* Problem
Copy each record exactly as it reads, leaving out any pictures it holds.

A block of data:

---*---

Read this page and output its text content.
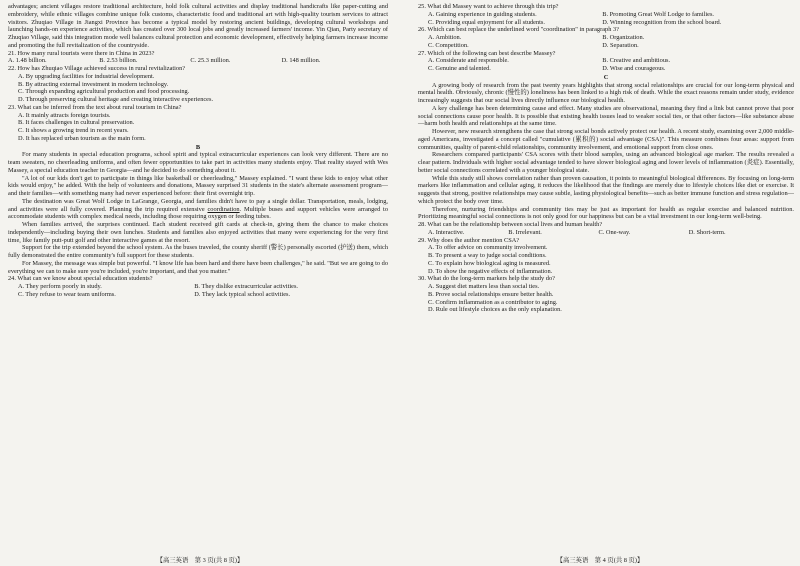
advantages; ancient villages restore traditional architecture, hold folk cultural activities and display traditional handicrafts like paper-cutting and embroidery, while ethnic villages combine unique folk customs, characteristic food and traditional art with high-quality tourism services to attract visitors. Zhuqiao Village in Jiangxi Province has become a typical model by restoring ancient buildings, developing cultural workshops and launching hands-on experience activities, which has created over 300 local jobs and greatly increased farmers' income. Yin Qian, Party secretary of Zhuqiao Village, said this integration mode well balances cultural protection and economic development, effectively helping farmers increase income and promoting the full revitalization of the countryside.

21. How many rural tourists were there in China in 2023?

A. 1.48 billion.	B. 2.53 billion.	C. 25.3 million.	D. 148 million.

22. How has Zhuqiao Village achieved success in rural revitalization?

A. By upgrading facilities for industrial development.
B. By attracting external investment in modern technology.
C. Through expanding agricultural production and food processing.
D. Through preserving cultural heritage and creating interactive experiences.

23. What can be inferred from the text about rural tourism in China?

A. It mainly attracts foreign tourists.
B. It faces challenges in cultural preservation.
C. It shows a growing trend in recent years.
D. It has replaced urban tourism as the main form.

B

For many students in special education programs, school spirit and typical extracurricular experiences can look very different. There are no team sweaters, no cheerleading uniforms, and often fewer opportunities to take part in activities many students enjoy. That reality stayed with Wes Massey, a special education teacher in Georgia—and he decided to do something about it.

"A lot of our kids don't get to participate in things like basketball or cheerleading," Massey explained. "I want these kids to enjoy what other kids would enjoy," he added. With the help of volunteers and donations, Massey surprised 31 students in the state's alternate assessment program—and their families—with something many had never experienced before: their first overnight trip.

The destination was Great Wolf Lodge in LaGrange, Georgia, and families didn't have to pay a single dollar. Transportation, meals, lodging, and activities were all fully covered. Planning the trip required extensive coordination. Multiple buses and support vehicles were arranged to accommodate students with complex medical needs, including those requiring oxygen or feeding tubes.

When families arrived, the surprises continued. Each student received gift cards at check-in, giving them the chance to make choices independently—including buying their own lunches. Students and families also enjoyed activities that many were experiencing for the very first time, like family putt-putt golf and other interactive games at the resort.

Support for the trip extended beyond the school system. As the buses traveled, the county sheriff (警长) personally escorted (护送) them, which fully demonstrated the entire community's full support for these students.

For Massey, the message was simple but powerful. "I know life has been hard and there have been challenges," he said. "But we are going to do everything we can to make sure you're included, you're important, and that you matter."

24. What can we know about special education students?

A. They perform poorly in study.	B. They dislike extracurricular activities.
C. They refuse to wear team uniforms.	D. They lack typical school activities.

25. What did Massey want to achieve through this trip?

A. Gaining experience in guiding students.	B. Promoting Great Wolf Lodge to families.
C. Providing equal enjoyment for all students.	D. Winning recognition from the school board.

26. Which can best replace the underlined word "coordination" in paragraph 3?

A. Ambition.	B. Organization.
C. Competition.	D. Separation.

27. Which of the following can best describe Massey?

A. Considerate and responsible.	B. Creative and ambitious.
C. Genuine and talented.	D. Wise and courageous.

C

A growing body of research from the past twenty years highlights that strong social relationships are crucial for our long-term physical and mental health. Obviously, chronic (慢性的) loneliness has been linked to a high risk of death. While the exact reasons remain under study, evidence increasingly suggests that our social lives directly influence our biological health.

A key challenge has been determining cause and effect. Many studies are observational, meaning they find a link but cannot prove that poor social connections cause poor health. It is possible that existing health issues lead to weaker social ties, or that other factors—like substance abuse—harm both health and relationships at the same time.

However, new research strengthens the case that strong social bonds actively protect our health. A recent study, examining over 2,000 middle-aged Americans, investigated a concept called "cumulative (累积的) social advantage (CSA)". This measure combines four areas: support from communities, quality of parent-child relationships, community involvement, and emotional support from close ones.

Researchers compared participants' CSA scores with their blood samples, using an advanced biological age marker. The results revealed a clear pattern. Individuals with higher social advantage tended to have slower biological aging and lower levels of inflammation (炎症). Essentially, better social connections correlated with a younger biological state.

While this study still shows correlation rather than proven causation, it points to meaningful biological differences. By focusing on long-term markers like inflammation and cellular aging, it reduces the likelihood that the findings are merely due to lifestyle choices like diet or exercise. It suggests that strong, positive relationships may cause subtle, lasting physiological benefits—such as better immune function and stress regulation—which protect the body over time.

Therefore, nurturing friendships and community ties may be just as important for health as regular exercise and balanced nutrition. Prioritizing meaningful social connections is not only good for our happiness but can be a vital investment in our long-term well-being.

28. What can be the relationship between social lives and human health?

A. Interactive.	B. Irrelevant.	C. One-way.	D. Short-term.

29. Why does the author mention CSA?

A. To offer advice on community involvement.
B. To present a way to judge social conditions.
C. To explain how biological aging is measured.
D. To show the negative effects of inflammation.

30. What do the long-term markers help the study do?

A. Suggest diet matters less than social ties.
B. Prove social relationships ensure better health.
C. Confirm inflammation as a contributor to aging.
D. Rule out lifestyle choices as the only explanation.
【高三英语　第 3 页(共 8 页)】	【高三英语　第 4 页(共 8 页)】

---*---

* The answer
Read this page and output its text content.
advantages; ancient villages restore traditional architecture, hold folk cultural activities and display traditional handicrafts like paper-cutting and embroidery, while ethnic villages combine unique folk customs, characteristic food and traditional art with high-quality tourism services to attract visitors. Zhuqiao Village in Jiangxi Province has become a typical model by restoring ancient buildings, developing cultural workshops and launching hands-on experience activities, which has created over 300 local jobs and greatly increased farmers' income. Yin Qian, Party secretary of Zhuqiao Village, said this integration mode well balances cultural protection and economic development, effectively helping farmers increase income and promoting the full revitalization of the countryside.

21. How many rural tourists were there in China in 2023?

A. 1.48 billion.	B. 2.53 billion.	C. 25.3 million.	D. 148 million.

22. How has Zhuqiao Village achieved success in rural revitalization?

A. By upgrading facilities for industrial development.
B. By attracting external investment in modern technology.
C. Through expanding agricultural production and food processing.
D. Through preserving cultural heritage and creating interactive experiences.

23. What can be inferred from the text about rural tourism in China?

A. It mainly attracts foreign tourists.
B. It faces challenges in cultural preservation.
C. It shows a growing trend in recent years.
D. It has replaced urban tourism as the main form.

B

For many students in special education programs, school spirit and typical extracurricular experiences can look very different. There are no team sweaters, no cheerleading uniforms, and often fewer opportunities to take part in activities many students enjoy. That reality stayed with Wes Massey, a special education teacher in Georgia—and he decided to do something about it.

"A lot of our kids don't get to participate in things like basketball or cheerleading," Massey explained. "I want these kids to enjoy what other kids would enjoy," he added. With the help of volunteers and donations, Massey surprised 31 students in the state's alternate assessment program—and their families—with something many had never experienced before: their first overnight trip.

The destination was Great Wolf Lodge in LaGrange, Georgia, and families didn't have to pay a single dollar. Transportation, meals, lodging, and activities were all fully covered. Planning the trip required extensive coordination. Multiple buses and support vehicles were arranged to accommodate students with complex medical needs, including those requiring oxygen or feeding tubes.

When families arrived, the surprises continued. Each student received gift cards at check-in, giving them the chance to make choices independently—including buying their own lunches. Students and families also enjoyed activities that many were experiencing for the very first time, like family putt-putt golf and other interactive games at the resort.

Support for the trip extended beyond the school system. As the buses traveled, the county sheriff (警长) personally escorted (护送) them, which fully demonstrated the entire community's full support for these students.

For Massey, the message was simple but powerful. "I know life has been hard and there have been challenges," he said. "But we are going to do everything we can to make sure you're included, you're important, and that you matter."

24. What can we know about special education students?

A. They perform poorly in study.	B. They dislike extracurricular activities.
C. They refuse to wear team uniforms.	D. They lack typical school activities.

25. What did Massey want to achieve through this trip?

A. Gaining experience in guiding students.	B. Promoting Great Wolf Lodge to families.
C. Providing equal enjoyment for all students.	D. Winning recognition from the school board.

26. Which can best replace the underlined word "coordination" in paragraph 3?

A. Ambition.	B. Organization.
C. Competition.	D. Separation.

27. Which of the following can best describe Massey?

A. Considerate and responsible.	B. Creative and ambitious.
C. Genuine and talented.	D. Wise and courageous.

C

A growing body of research from the past twenty years highlights that strong social relationships are crucial for our long-term physical and mental health. Obviously, chronic (慢性的) loneliness has been linked to a high risk of death. While the exact reasons remain under study, evidence increasingly suggests that our social lives directly influence our biological health.

A key challenge has been determining cause and effect. Many studies are observational, meaning they find a link but cannot prove that poor social connections cause poor health. It is possible that existing health issues lead to weaker social ties, or that other factors—like substance abuse—harm both health and relationships at the same time.

However, new research strengthens the case that strong social bonds actively protect our health. A recent study, examining over 2,000 middle-aged Americans, investigated a concept called "cumulative (累积的) social advantage (CSA)". This measure combines four areas: support from communities, quality of parent-child relationships, community involvement, and emotional support from close ones.

Researchers compared participants' CSA scores with their blood samples, using an advanced biological age marker. The results revealed a clear pattern. Individuals with higher social advantage tended to have slower biological aging and lower levels of inflammation (炎症). Essentially, better social connections correlated with a younger biological state.

While this study still shows correlation rather than proven causation, it points to meaningful biological differences. By focusing on long-term markers like inflammation and cellular aging, it reduces the likelihood that the findings are merely due to lifestyle choices like diet or exercise. It suggests that strong, positive relationships may cause subtle, lasting physiological benefits—such as better immune function and stress regulation—which protect the body over time.

Therefore, nurturing friendships and community ties may be just as important for health as regular exercise and balanced nutrition. Prioritizing meaningful social connections is not only good for our happiness but can be a vital investment in our long-term well-being.

28. What can be the relationship between social lives and human health?

A. Interactive.	B. Irrelevant.	C. One-way.	D. Short-term.

29. Why does the author mention CSA?

A. To offer advice on community involvement.
B. To present a way to judge social conditions.
C. To explain how biological aging is measured.
D. To show the negative effects of inflammation.

30. What do the long-term markers help the study do?

A. Suggest diet matters less than social ties.
B. Prove social relationships ensure better health.
C. Confirm inflammation as a contributor to aging.
D. Rule out lifestyle choices as the only explanation.
【高三英语　第 3 页(共 8 页)】	【高三英语　第 4 页(共 8 页)】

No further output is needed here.